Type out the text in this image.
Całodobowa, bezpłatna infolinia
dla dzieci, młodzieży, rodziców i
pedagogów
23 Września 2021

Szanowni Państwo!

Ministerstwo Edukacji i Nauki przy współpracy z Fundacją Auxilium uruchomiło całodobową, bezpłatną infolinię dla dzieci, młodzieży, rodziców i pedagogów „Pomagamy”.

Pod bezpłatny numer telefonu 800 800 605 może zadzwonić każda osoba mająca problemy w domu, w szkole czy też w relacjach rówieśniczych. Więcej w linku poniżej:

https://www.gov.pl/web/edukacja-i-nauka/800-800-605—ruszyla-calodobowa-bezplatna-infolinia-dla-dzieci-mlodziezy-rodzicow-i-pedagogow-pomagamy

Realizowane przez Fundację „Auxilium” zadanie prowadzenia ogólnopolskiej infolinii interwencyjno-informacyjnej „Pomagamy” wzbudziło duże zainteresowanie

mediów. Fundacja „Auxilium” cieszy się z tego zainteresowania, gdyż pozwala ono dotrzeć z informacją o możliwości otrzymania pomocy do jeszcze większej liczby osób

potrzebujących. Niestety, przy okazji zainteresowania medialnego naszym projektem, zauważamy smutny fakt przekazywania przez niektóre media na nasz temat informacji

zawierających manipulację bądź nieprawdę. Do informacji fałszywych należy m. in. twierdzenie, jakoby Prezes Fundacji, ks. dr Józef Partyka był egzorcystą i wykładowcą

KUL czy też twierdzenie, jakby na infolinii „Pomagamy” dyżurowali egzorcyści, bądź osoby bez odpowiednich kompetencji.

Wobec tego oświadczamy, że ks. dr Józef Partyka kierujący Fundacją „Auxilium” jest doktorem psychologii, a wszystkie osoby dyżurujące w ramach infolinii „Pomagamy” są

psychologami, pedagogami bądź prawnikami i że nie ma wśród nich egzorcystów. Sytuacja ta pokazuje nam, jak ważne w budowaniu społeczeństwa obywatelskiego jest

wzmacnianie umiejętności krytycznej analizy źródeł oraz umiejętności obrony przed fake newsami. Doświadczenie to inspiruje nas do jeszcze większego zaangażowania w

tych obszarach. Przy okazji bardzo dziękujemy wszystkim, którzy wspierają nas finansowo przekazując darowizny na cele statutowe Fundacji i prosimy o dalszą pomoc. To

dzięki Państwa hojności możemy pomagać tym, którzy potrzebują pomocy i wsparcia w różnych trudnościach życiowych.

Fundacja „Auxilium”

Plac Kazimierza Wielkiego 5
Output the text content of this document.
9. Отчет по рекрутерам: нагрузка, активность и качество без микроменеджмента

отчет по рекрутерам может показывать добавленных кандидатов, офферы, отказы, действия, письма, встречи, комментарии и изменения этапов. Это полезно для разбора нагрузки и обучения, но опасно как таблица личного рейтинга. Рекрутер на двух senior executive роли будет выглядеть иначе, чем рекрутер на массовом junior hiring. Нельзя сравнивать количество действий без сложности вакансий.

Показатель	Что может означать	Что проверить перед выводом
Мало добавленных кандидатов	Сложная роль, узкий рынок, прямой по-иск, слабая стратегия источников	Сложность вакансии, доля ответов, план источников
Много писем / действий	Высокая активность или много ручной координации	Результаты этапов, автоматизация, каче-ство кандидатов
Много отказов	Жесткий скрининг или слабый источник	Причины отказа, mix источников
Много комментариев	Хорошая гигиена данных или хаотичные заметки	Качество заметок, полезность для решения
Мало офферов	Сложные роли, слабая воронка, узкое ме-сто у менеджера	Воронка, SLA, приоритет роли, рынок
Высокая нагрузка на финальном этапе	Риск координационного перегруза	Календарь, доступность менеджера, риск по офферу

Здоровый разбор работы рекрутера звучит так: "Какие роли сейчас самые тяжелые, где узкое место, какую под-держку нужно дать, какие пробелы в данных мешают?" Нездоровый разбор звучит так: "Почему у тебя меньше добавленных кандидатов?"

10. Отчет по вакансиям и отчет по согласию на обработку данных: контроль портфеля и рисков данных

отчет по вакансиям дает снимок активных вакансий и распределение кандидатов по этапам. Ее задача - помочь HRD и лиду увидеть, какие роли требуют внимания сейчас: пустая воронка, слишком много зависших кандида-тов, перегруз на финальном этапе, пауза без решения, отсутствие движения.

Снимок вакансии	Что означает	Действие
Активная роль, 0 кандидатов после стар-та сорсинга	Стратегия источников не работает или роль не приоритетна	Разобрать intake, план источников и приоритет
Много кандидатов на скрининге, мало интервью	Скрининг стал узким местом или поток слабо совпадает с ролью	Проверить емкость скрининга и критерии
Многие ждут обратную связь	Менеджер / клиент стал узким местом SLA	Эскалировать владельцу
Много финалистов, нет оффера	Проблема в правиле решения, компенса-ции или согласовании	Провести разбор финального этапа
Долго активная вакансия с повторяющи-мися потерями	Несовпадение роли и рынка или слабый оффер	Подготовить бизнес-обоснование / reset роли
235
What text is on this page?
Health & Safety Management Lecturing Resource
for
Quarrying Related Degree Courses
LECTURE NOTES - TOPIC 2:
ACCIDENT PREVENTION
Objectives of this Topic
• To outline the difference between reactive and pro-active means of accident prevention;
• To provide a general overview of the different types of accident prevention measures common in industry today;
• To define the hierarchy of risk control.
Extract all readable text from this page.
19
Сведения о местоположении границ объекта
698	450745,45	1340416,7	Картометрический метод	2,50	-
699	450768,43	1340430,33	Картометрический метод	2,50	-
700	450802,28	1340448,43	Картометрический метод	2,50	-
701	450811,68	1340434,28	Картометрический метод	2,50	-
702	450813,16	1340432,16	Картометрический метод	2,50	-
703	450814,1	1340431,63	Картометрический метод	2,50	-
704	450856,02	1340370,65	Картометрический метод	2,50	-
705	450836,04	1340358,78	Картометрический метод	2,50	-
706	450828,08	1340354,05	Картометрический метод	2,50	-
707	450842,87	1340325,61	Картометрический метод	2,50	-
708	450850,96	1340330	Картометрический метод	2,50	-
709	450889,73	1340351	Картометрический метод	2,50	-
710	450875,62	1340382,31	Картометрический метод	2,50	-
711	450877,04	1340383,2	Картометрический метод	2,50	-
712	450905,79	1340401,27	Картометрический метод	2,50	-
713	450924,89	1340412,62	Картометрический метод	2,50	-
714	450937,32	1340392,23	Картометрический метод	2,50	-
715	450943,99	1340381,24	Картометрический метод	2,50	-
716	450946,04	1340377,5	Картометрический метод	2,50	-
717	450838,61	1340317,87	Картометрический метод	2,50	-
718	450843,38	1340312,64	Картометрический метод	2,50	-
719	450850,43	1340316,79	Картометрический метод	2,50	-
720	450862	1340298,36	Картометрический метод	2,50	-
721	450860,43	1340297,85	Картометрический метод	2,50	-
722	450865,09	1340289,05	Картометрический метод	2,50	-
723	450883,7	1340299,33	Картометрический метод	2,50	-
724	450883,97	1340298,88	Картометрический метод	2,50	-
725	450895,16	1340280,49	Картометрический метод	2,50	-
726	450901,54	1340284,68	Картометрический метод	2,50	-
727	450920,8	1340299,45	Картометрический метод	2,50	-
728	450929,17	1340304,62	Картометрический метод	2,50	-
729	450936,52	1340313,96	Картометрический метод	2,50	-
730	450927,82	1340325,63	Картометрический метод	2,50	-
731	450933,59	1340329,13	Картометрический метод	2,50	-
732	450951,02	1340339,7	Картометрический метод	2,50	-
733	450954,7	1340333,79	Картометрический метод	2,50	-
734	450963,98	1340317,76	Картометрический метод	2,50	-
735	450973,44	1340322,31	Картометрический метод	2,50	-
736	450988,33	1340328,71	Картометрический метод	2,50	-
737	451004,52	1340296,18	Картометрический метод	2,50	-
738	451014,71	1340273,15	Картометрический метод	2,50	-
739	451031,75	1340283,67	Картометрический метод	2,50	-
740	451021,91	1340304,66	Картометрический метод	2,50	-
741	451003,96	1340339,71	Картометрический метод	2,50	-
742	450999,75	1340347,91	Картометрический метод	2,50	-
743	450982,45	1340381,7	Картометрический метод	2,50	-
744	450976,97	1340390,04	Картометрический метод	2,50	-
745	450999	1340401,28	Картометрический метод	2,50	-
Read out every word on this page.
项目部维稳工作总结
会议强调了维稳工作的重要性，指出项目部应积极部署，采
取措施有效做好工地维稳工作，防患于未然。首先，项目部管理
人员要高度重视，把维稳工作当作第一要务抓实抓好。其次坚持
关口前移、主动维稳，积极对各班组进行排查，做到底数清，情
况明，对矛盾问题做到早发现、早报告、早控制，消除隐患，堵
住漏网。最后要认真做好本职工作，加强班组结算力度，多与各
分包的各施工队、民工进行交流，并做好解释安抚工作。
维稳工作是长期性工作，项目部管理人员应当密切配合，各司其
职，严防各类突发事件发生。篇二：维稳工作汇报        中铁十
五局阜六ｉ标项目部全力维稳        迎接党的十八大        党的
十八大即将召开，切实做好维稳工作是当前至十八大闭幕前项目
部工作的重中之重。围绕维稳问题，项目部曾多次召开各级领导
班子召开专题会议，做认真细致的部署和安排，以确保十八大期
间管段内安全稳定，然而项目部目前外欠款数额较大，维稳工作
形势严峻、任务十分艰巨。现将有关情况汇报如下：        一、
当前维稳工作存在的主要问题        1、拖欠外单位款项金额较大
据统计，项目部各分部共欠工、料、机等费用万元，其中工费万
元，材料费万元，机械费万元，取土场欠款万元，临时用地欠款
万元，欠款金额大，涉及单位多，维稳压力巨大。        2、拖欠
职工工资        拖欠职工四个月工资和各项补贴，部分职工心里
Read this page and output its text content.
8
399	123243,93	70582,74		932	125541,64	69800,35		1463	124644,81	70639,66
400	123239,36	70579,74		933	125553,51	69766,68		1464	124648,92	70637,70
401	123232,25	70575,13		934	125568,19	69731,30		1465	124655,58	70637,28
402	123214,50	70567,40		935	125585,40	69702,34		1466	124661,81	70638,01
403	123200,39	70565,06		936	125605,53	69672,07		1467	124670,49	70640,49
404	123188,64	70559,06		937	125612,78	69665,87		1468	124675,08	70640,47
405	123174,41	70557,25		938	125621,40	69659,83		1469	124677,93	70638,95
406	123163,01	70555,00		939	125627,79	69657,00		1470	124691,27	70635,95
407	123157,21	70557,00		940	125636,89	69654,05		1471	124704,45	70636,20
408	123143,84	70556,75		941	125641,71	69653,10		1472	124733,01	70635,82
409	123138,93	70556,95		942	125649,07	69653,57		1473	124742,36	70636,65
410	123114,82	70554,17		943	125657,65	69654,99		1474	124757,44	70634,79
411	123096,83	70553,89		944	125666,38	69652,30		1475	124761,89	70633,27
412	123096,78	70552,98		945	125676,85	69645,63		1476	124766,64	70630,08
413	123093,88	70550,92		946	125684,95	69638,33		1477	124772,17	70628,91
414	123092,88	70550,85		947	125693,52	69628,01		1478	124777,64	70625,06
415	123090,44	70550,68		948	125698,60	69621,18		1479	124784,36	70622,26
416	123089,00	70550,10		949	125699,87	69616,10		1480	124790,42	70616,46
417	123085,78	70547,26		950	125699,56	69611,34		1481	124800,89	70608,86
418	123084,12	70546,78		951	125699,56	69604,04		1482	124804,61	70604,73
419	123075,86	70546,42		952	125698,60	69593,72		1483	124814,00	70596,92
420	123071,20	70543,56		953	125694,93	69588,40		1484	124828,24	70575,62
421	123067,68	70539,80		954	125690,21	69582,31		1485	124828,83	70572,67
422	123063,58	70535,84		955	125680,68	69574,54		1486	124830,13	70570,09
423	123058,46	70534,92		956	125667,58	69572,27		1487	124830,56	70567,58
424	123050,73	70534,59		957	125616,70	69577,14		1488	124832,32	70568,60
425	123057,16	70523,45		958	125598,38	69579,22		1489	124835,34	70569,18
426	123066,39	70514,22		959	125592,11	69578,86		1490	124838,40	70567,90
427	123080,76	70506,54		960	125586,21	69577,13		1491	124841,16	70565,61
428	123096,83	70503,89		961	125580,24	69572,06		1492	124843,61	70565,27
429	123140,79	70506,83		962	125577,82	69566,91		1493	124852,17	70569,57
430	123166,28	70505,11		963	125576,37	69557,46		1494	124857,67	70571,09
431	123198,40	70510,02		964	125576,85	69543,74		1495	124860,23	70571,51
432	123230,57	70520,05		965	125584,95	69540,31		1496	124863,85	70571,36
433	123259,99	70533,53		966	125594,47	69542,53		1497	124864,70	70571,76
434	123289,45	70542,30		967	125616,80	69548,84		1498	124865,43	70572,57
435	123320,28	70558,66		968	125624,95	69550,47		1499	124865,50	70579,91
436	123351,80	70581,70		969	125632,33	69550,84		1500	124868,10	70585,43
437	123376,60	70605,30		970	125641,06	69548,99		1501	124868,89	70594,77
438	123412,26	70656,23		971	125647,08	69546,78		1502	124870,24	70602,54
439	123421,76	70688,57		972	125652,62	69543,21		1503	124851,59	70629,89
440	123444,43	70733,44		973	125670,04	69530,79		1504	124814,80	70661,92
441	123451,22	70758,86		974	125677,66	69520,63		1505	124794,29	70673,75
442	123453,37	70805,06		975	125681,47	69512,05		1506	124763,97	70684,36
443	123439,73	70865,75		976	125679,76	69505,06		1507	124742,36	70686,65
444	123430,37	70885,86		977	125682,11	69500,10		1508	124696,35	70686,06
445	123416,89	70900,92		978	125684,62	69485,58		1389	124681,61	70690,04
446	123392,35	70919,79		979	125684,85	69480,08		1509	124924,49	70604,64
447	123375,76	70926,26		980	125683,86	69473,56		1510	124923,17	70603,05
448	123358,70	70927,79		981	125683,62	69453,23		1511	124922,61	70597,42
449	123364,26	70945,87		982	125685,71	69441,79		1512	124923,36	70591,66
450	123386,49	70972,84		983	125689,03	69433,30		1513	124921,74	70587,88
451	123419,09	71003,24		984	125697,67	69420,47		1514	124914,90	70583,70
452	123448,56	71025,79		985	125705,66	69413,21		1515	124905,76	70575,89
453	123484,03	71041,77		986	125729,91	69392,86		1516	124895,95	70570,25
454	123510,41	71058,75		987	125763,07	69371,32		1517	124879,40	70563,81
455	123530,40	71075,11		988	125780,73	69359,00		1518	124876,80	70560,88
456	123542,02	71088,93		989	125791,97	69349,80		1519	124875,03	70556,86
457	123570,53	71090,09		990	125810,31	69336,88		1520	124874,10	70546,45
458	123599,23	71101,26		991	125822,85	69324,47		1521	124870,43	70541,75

####################

SHORT TASK: Show the lines of the material that contain the word "okazji".

EXERCISE RESPONSE:
potrzebujących. Niestety, przy okazji zainteresowania medialnego naszym projektem, zauważamy smutny fakt przekazywania przez niektóre media na nasz temat informacji
tych obszarach. Przy okazji bardzo dziękujemy wszystkim, którzy wspierają nas finansowo przekazując darowizny na cele statutowe Fundacji i prosimy o dalszą pomoc. To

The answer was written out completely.